Exercises to complete:
[1] Output the ICO passage word for word, from "In fact, the" to "raised is used.".
[2] Please pick up the ICO passage after its last sentence and continue writing it.

Exercise text:
——

Yet, others weren’t as pessimistic.
Caroline Hofmann, Republic’s chief operating officer, doesn’t think the main sale is over, per se, but instead thinks entrepreneurs and companies are being “more cautious and thoughtful.”
And Ryan Alfred, co-founder of the blockchain oriented asset management firm Distributed Global, said the technology and mechanisms for utilizing the technology are just evolving naturally with the times.
On the panel, Alfred said:
“Some of the earliest investments [in the crypto space] we made, ICOs weren’t even a thing … We just see this as a continuous evolution.”
There did appear to be a consensus on the floor that crypto founders will be pressed more to deliver a real product going forward.
In fact, the very deals they make with investors could become more and more structured around delivering. Blockstack already did this with its ICO and there was also discussion on stage about ethereum creator Vitalik Buterin’s Decentralized Autonomous ICO (DAICO) model, which would allow investors more of a say in how the money raised is used.
“In an industry building on governance, there’s no governance for founders in the ICO process,” Randy Mundy, the managing partner at a new firm looking into blockchain called Techlete Ventures, told CoinDesk.
Mundy liked the idea of tranches of payments to founders, whether it’s with a DAICO or something simpler.
Pat Zailckas, of Clockwork, a due diligence company that works with Republic, among others, agreed.
He said the “burden on the founders will become more intense,” whether that means funds will only release when milestones are hit or founders commit to building a certain amount of technology based on how much money they raise.
Georgia Quinn of CoinList floated the idea that many companies that ICO’ed should have raised money in a more traditional way.
And Alfred echoed that sentiment, pointing to the bigger question as one of goals – “You have to decide what you are. Are you a company or are you an open source project?”
Whatever may happen, nearly everyone at the event agreed that the entrepreneurs behind crypto projects, especially ones using the ICO method, need to be clearer about what they’re about and what they plan on doing with any money raised.
Summarizing, Schneider said:
“We need to educate investors how to make better investment decisions.”
No doubt, investors have already started wising up to the opportunity presented by long delays in launching products.

——

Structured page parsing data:
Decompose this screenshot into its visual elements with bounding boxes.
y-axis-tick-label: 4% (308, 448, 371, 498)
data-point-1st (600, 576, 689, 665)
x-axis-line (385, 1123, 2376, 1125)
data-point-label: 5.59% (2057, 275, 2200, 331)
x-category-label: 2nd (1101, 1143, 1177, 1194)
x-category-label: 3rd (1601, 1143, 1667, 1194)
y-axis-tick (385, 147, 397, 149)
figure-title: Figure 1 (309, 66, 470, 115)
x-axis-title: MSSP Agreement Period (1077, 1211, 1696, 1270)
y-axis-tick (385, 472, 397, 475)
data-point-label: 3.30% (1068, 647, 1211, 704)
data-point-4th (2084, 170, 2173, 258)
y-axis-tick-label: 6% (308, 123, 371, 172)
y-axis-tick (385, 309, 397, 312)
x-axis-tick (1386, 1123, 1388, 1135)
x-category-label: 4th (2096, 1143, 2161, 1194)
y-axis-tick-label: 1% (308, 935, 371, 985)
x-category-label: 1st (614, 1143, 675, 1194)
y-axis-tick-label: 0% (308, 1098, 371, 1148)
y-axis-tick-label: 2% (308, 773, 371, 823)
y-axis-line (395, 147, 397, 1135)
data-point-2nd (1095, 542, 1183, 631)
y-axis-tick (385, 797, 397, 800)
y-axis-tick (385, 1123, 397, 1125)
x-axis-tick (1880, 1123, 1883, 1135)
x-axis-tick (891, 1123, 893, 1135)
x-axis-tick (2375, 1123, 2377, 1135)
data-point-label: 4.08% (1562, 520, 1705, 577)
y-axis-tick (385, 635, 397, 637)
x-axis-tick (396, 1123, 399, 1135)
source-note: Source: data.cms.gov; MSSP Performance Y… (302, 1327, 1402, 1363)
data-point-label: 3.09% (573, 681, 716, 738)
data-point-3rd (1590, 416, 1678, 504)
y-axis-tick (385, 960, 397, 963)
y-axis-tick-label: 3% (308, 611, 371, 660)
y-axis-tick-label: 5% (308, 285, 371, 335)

——

Answers for the exercise:
[1]
In fact, the very deals they make with investors could become more and more structured around delivering. Blockstack already did this with its ICO and there was also discussion on stage about ethereum creator Vitalik Buterin’s Decentralized Autonomous ICO (DAICO) model, which would allow investors more of a say in how the money raised is used.

[2]
When companies release a token long before anyone can actually use it on the platform, the token price often drops at some point below even its ICO or private sale price.
Geoffrey Arone, a partner at Arrington XRP Capital, said on stage that he’s taken meetings with very good companies, companies he believed could deliver, and still, he said, “I’ve turned them away when, with fair certainty, I can get this cheaper after it ICOs.”
While the panel focused heavily on the atmosphere in the U.S., various participants on the floor pointed out that, in a different part of the world, the hype surrounding ICOs has yet to die down. For instance, in Asia, even though there have been various calls for crackdown on the industry, many people are still participating in crypto fundraising.
“It’s happening in Asia because there hasn’t been much of a crackdown,” Cadence’s Chu said. “I think the culture over there makes it more attractive for people to want to invest.”
Still, most people at the event agreed that entrepreneurs don’t need to raise huge amounts of money to be successful.
“The most interesting teams are raising less than $10 million,” Alfred said, pointing to projects like FOAM and Livepeer, which have progressed quickly on relatively small ICO raises.
So the main sale isn’t dead, but it is more modest.
“I think companies blindly raising off the idea, without backing up the technology or justifying the capital, it’s going to be harder to put that over investor heads,” Clockwork’s Zailckas told CoinDesk, concluding:
“I think it’s more related to: the hype phase is over.”